>>>

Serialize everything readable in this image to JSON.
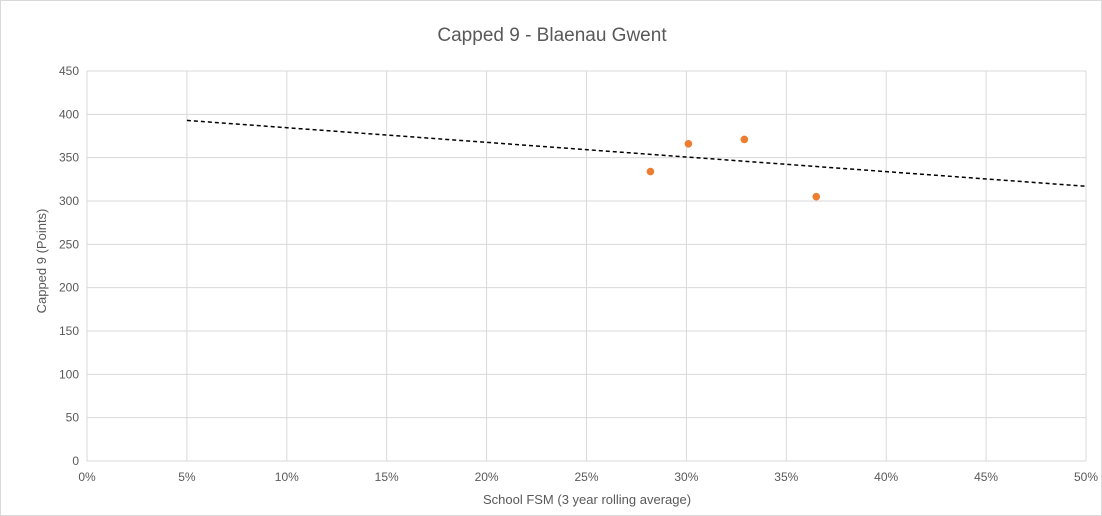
{
  "chart_data": {
    "type": "scatter",
    "title": "Capped 9 - Blaenau Gwent",
    "xlabel": "School FSM (3 year rolling average)",
    "ylabel": "Capped 9 (Points)",
    "xlim": [
      0,
      0.5
    ],
    "ylim": [
      0,
      450
    ],
    "x_ticks": [
      0,
      0.05,
      0.1,
      0.15,
      0.2,
      0.25,
      0.3,
      0.35,
      0.4,
      0.45,
      0.5
    ],
    "x_tick_labels": [
      "0%",
      "5%",
      "10%",
      "15%",
      "20%",
      "25%",
      "30%",
      "35%",
      "40%",
      "45%",
      "50%"
    ],
    "y_ticks": [
      0,
      50,
      100,
      150,
      200,
      250,
      300,
      350,
      400,
      450
    ],
    "y_tick_labels": [
      "0",
      "50",
      "100",
      "150",
      "200",
      "250",
      "300",
      "350",
      "400",
      "450"
    ],
    "grid": true,
    "points": [
      {
        "x": 0.282,
        "y": 334
      },
      {
        "x": 0.301,
        "y": 366
      },
      {
        "x": 0.329,
        "y": 371
      },
      {
        "x": 0.365,
        "y": 305
      }
    ],
    "trendline": {
      "x": [
        0.05,
        0.5
      ],
      "y": [
        393,
        317
      ],
      "style": "dashed"
    },
    "colors": {
      "points": "#ed7d31",
      "trendline": "#000000",
      "grid": "#d9d9d9",
      "text": "#595959"
    }
  }
}
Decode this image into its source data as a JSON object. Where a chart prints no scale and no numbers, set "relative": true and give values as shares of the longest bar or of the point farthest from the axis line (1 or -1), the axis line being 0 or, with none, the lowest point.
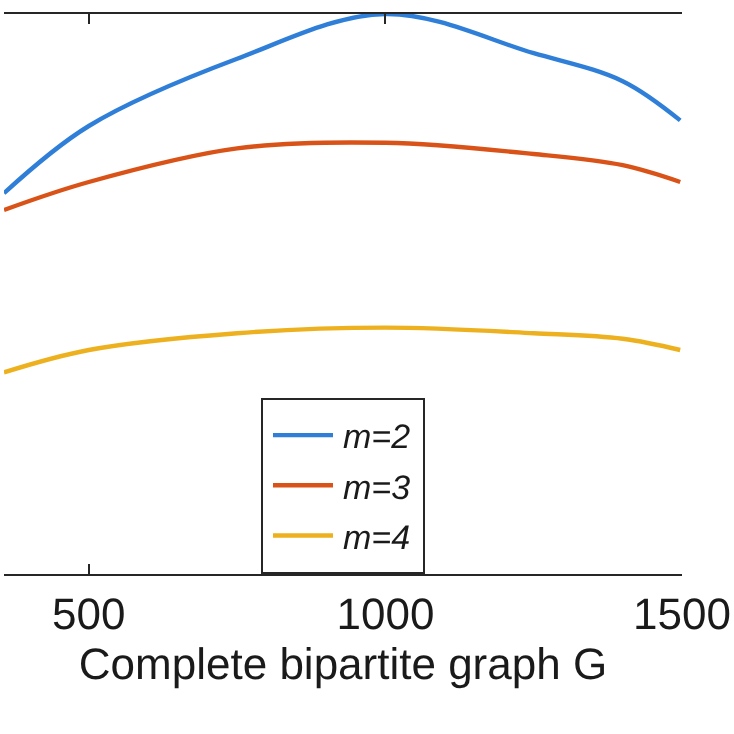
{
  "chart_data": {
    "type": "line",
    "xlabel": "Complete bipartite graph G",
    "relative": true,
    "x": [
      357,
      500,
      750,
      1000,
      1250,
      1400,
      1497
    ],
    "xlim": [
      357,
      1500
    ],
    "xticks": [
      500,
      1000,
      1500
    ],
    "series": [
      {
        "name": "m=2",
        "color": "#2f7fd8",
        "values": [
          0.68,
          0.8,
          0.92,
          1.0,
          0.93,
          0.88,
          0.81
        ]
      },
      {
        "name": "m=3",
        "color": "#d95319",
        "values": [
          0.65,
          0.7,
          0.76,
          0.77,
          0.75,
          0.73,
          0.7
        ]
      },
      {
        "name": "m=4",
        "color": "#edb120",
        "values": [
          0.36,
          0.4,
          0.43,
          0.44,
          0.43,
          0.42,
          0.4
        ]
      }
    ],
    "legend": "bottom",
    "marker": "none",
    "line_style": "solid"
  }
}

<<<

• Request: The word "Capped" may occur in lines of the records. Report how many such lines there are, giving only the number.

• Response below: 2